Exercise passage:
Construction of a cellulose-based dual-responsive fluorescent probe for simultaneous pH and HClO detection and imaging in arthritic mice

pH and hypochlorous acid (HClO) are important active factors in living organisms and play a crucial role in the occurrence and progression of arthritis. Herein, a novel cellulose-based dual-responsive fluorescent probe was developed for highly sensitive and selective detect of pH and HClO. In the design, 4-(2-aminoethylamino) −1,8-naphthalimide and modified Nile red were grafted together onto a toluenesulfonyl actived cellulose to fabricate the cellulose-based probe. 4-(2-aminoethylamino) −1,8-naphthalimide was supplied as the pH-responsive part, and Nile red derivatives supplied as HClO-reponsive part, respectively. Upon decreasing solution pH, the cellulose-based probe exhibited 5-fold fluorescence enhancement at 560 nm. While, increasing of HClO concentrations resulted in remarkable fluorescence enhancement at 670 nm. The limit of detection (LOD) and limit of quantification (LOQ) for HClO were determined to be approximately 0.186 μM and 0.621 μM, respectively. The detection mechanism was explored by DFT calculation and HRMS analysis. Then it was successfully applied to detect pH and HClO within cells and zebrafish, and further validated in a mouse model of arthritis. The cellulose-based probe had demonstrated good biocompatibility, sensitivity, and prolonged fluorescence imaging capabilities (fluorescence stable for 3 h, over 50 % signal at 12 h). These results suggest the cellulose-based probe can potentially be used as a real-time monitoring tool for assessing clinical arthritis.

Entries supplied:

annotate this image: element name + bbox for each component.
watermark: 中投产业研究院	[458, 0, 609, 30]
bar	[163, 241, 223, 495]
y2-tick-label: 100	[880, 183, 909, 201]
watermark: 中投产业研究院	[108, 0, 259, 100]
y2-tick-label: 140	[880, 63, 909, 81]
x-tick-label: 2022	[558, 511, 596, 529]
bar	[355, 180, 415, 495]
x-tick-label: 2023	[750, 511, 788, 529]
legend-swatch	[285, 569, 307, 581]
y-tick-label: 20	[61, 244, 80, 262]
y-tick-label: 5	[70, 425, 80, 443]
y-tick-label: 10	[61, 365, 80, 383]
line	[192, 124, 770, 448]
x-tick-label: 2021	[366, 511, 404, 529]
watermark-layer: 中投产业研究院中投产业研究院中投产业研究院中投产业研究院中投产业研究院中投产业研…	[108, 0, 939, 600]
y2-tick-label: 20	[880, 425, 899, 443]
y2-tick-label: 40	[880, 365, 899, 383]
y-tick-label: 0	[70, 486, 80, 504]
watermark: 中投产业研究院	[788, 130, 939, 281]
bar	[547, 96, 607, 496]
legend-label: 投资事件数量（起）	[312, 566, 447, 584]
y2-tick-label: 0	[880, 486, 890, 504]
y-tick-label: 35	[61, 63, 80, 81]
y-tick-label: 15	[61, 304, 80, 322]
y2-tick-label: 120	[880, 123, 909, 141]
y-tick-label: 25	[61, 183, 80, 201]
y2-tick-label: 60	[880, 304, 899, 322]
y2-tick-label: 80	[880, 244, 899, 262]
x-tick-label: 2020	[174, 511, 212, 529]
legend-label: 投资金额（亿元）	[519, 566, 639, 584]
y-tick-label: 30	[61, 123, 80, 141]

Task list:
**a)** List every living system or model in which the abstract on the cellulose-based probe says the probe was used to detect pH and HClO.
**b)** According to the abstract on the cellulose-based probe, at what wavelength did fluorescence rise as HClO concentration increased?

Solution list:
**a)**
- Cells
- Zebrafish
- A mouse model of arthritis

**b)** 670 nm